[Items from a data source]
########################################
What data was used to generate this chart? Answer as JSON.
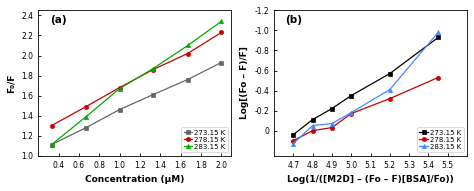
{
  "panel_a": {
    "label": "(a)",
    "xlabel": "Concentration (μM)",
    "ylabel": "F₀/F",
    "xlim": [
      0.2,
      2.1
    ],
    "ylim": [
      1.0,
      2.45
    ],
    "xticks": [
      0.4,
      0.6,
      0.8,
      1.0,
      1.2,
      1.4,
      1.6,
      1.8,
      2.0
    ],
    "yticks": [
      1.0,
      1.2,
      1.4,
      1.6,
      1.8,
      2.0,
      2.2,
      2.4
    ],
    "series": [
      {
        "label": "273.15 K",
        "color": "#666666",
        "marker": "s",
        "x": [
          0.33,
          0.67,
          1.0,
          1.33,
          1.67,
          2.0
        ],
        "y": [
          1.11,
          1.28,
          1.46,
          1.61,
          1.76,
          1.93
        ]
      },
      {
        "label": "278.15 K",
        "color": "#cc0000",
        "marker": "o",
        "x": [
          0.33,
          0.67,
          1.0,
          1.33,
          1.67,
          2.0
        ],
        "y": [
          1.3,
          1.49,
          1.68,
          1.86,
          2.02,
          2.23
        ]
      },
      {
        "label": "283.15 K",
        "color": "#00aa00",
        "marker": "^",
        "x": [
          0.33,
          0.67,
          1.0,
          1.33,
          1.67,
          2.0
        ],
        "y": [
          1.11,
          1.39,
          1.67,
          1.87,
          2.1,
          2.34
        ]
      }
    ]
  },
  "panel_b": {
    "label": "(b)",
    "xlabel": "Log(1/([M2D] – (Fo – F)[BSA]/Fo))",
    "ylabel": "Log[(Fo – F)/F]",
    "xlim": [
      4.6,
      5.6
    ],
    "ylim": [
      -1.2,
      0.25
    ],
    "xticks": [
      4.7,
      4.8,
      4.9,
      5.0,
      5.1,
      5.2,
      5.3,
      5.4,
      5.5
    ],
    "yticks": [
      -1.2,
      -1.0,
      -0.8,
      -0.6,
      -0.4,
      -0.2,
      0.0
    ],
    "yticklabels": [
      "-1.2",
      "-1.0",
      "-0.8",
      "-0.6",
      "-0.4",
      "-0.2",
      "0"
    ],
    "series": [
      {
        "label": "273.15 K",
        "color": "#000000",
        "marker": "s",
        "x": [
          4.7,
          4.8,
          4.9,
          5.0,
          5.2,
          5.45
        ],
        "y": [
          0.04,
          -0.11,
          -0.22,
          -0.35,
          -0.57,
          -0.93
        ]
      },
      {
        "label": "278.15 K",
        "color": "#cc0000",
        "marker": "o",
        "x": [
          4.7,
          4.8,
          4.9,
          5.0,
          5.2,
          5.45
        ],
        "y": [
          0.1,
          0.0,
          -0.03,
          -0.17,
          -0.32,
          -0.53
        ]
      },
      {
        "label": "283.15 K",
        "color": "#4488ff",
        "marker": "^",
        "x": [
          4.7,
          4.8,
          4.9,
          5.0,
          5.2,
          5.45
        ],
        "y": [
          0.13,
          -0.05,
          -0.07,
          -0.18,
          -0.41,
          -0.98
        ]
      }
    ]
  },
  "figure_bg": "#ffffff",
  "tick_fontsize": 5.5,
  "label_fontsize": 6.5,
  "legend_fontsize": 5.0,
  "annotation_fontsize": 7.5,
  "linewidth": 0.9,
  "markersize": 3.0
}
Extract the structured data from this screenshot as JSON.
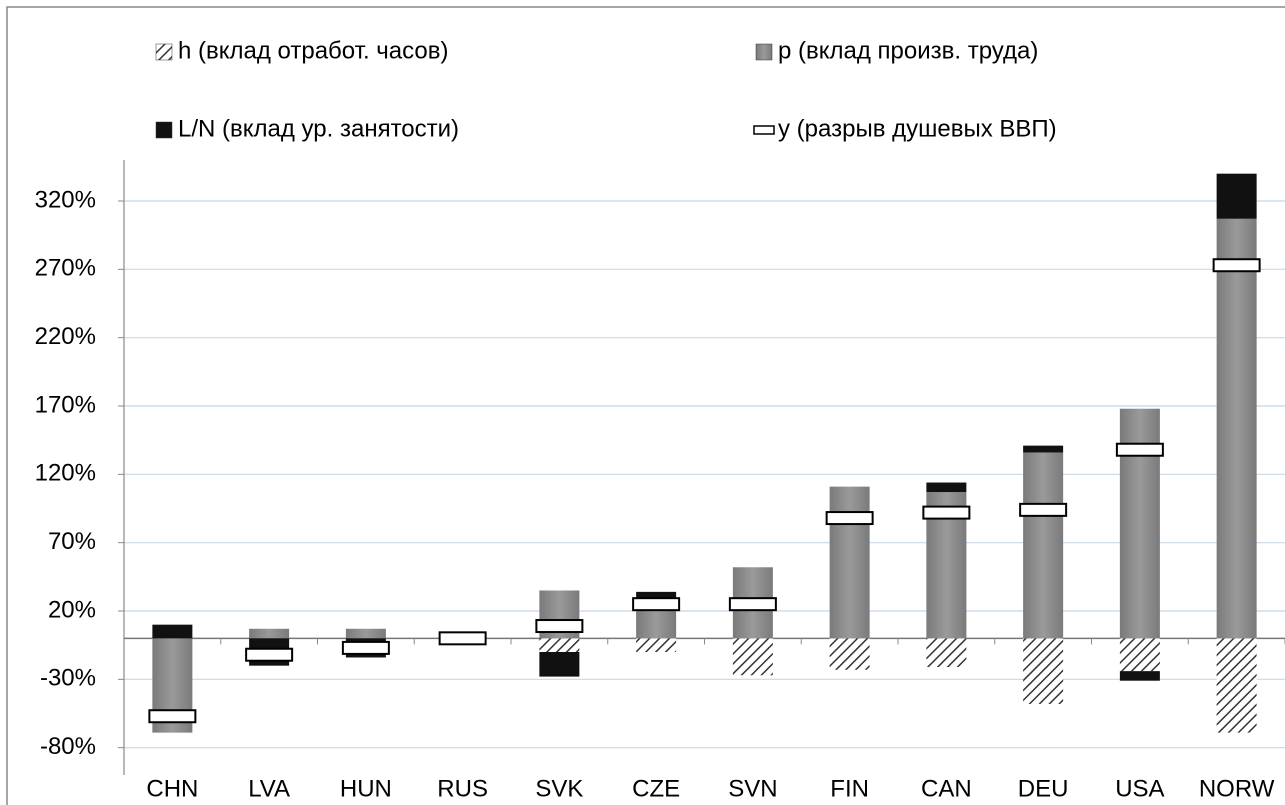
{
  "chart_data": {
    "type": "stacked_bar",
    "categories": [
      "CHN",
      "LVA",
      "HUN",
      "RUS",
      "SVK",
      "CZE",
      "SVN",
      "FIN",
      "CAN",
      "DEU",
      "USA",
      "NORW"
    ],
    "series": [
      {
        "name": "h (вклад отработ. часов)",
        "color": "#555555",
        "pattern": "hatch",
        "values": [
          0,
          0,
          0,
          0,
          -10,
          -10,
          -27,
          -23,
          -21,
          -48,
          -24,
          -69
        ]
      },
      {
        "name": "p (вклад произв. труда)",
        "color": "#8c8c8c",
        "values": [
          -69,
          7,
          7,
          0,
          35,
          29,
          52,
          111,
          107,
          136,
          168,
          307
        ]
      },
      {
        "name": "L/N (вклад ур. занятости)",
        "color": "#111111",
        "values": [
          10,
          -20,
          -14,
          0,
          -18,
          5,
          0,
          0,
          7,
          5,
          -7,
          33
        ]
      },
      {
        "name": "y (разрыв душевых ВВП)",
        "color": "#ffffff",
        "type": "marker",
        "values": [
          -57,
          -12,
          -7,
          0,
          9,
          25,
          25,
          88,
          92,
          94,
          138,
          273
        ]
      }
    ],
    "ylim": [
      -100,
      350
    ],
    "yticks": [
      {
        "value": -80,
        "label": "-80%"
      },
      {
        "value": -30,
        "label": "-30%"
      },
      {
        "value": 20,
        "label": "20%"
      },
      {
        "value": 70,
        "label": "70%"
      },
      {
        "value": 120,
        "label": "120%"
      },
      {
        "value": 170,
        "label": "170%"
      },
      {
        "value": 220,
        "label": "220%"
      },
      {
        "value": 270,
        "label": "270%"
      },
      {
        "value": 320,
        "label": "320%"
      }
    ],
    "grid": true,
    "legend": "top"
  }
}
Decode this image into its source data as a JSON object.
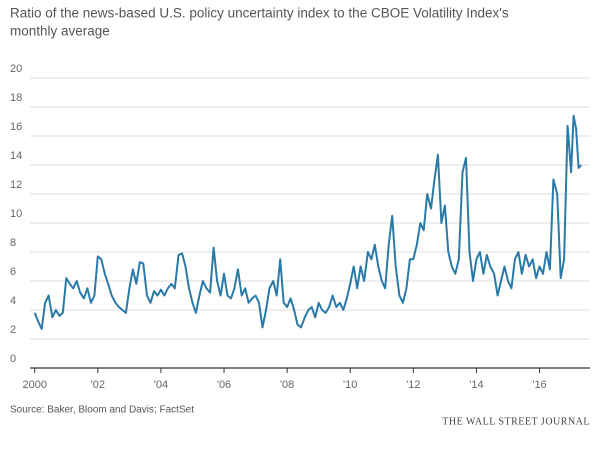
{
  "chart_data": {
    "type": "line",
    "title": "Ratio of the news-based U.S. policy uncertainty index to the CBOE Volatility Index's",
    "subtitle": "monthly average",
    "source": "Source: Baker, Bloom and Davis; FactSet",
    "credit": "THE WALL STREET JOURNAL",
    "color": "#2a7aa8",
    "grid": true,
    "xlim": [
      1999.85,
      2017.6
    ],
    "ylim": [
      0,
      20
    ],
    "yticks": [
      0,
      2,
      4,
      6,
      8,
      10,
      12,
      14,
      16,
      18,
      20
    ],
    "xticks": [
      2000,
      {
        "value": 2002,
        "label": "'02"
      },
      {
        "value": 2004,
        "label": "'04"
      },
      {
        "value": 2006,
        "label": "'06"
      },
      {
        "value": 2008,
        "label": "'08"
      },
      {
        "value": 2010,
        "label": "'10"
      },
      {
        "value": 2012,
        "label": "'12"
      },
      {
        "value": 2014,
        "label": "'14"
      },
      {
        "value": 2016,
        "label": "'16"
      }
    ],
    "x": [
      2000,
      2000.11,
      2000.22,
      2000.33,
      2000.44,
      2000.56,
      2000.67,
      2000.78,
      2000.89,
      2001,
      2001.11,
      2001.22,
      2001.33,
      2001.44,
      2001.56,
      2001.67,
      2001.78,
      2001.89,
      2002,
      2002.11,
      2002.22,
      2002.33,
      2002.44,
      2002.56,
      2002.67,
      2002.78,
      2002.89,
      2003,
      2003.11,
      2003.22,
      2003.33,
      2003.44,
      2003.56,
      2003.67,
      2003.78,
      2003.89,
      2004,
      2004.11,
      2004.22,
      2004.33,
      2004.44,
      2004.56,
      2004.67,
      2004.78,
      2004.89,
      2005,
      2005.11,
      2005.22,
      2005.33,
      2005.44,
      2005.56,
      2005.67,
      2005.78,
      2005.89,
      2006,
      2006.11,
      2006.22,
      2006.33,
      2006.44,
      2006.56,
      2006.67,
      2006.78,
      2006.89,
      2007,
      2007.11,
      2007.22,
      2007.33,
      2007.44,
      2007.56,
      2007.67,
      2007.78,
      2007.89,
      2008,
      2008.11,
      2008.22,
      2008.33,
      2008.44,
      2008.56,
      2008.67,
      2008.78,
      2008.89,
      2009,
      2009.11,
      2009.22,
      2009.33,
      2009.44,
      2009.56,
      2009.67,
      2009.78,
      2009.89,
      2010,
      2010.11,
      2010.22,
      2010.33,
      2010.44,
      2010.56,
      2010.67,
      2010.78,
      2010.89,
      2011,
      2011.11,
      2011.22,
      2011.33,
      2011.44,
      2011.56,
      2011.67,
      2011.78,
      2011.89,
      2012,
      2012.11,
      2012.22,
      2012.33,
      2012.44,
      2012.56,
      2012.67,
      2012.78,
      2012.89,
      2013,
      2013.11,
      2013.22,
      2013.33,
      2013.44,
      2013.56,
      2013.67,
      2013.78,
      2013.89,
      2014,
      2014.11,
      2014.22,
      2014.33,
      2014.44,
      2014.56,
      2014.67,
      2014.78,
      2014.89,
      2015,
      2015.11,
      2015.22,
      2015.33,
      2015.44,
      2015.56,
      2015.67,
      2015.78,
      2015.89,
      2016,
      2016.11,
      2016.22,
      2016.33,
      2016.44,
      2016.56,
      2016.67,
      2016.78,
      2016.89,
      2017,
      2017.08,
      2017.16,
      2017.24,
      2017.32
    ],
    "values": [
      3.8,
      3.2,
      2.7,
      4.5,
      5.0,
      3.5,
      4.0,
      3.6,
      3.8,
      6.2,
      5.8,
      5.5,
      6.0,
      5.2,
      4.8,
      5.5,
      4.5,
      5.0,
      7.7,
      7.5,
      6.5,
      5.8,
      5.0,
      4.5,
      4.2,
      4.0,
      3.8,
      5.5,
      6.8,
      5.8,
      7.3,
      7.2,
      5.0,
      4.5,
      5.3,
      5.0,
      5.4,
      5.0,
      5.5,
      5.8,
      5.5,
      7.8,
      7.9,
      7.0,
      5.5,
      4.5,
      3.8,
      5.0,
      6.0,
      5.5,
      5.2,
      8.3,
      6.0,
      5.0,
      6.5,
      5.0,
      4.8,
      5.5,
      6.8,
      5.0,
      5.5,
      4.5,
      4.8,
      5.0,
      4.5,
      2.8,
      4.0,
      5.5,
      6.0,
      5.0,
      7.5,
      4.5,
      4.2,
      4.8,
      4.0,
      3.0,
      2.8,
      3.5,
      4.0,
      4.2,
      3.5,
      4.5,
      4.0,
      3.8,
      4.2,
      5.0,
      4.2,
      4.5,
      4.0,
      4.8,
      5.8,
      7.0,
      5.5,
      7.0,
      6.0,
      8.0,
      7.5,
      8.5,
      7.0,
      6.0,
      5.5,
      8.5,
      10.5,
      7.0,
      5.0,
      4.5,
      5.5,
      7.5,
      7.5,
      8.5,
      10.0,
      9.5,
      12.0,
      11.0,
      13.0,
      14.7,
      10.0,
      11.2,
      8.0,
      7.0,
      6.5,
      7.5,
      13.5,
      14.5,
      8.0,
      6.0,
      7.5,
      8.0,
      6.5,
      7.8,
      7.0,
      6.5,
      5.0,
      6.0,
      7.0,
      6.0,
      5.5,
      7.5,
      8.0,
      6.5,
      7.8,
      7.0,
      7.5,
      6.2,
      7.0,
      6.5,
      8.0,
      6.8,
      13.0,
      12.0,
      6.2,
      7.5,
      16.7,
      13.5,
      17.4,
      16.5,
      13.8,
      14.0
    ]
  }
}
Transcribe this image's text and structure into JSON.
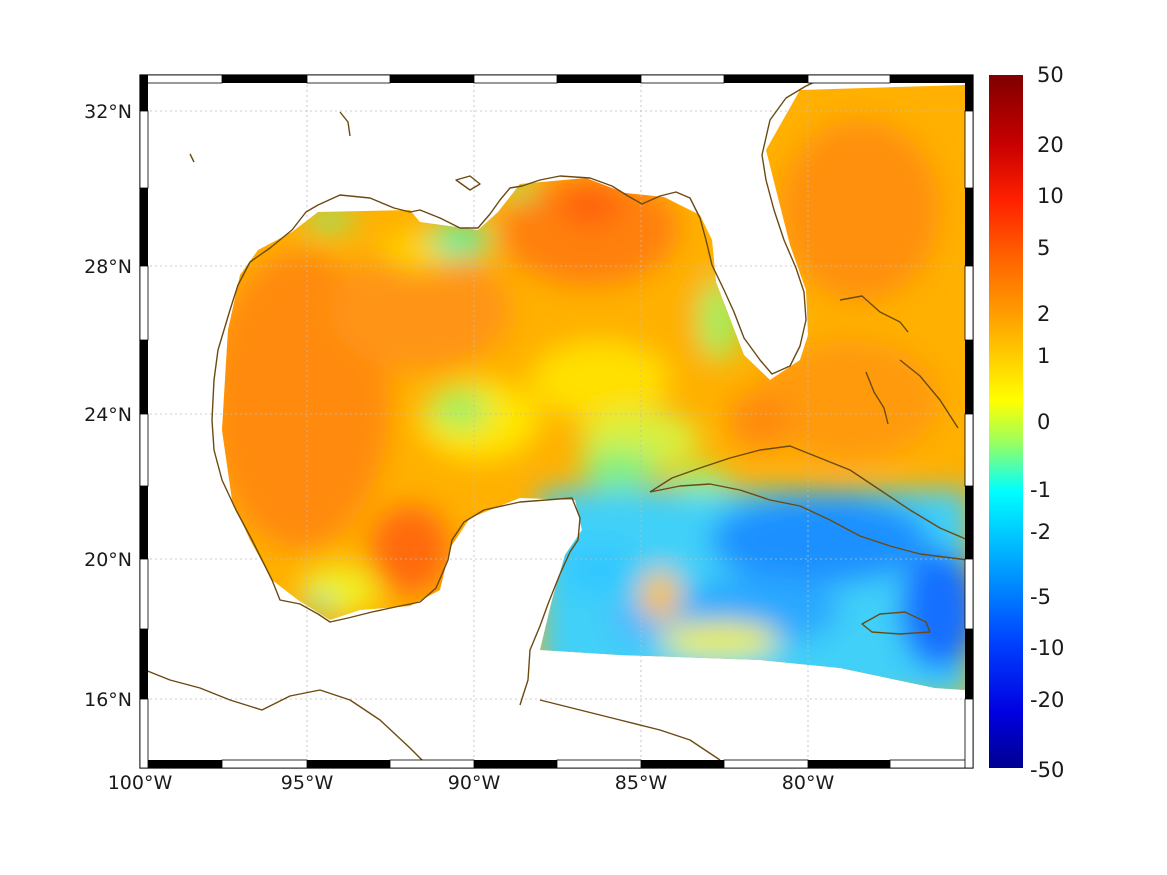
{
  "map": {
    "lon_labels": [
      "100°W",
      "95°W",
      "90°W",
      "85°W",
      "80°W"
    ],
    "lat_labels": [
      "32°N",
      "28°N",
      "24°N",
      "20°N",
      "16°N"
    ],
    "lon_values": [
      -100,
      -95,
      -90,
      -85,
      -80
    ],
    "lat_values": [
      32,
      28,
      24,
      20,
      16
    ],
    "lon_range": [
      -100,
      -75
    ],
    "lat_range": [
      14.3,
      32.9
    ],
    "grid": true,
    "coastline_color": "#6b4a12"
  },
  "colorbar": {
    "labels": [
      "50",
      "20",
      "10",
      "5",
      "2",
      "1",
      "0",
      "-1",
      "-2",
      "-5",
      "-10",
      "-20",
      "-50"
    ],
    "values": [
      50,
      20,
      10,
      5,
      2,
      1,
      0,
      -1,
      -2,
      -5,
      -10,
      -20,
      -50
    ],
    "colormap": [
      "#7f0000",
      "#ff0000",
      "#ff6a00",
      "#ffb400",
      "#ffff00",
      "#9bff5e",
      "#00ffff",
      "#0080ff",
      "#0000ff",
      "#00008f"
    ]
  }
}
########################################
**Written task**
Copy out each line of the data where the string "вклад" appears.

**Solution**
        "name": "h (вклад отработ. часов)",
        "name": "p (вклад произв. труда)",
        "name": "L/N (вклад ур. занятости)",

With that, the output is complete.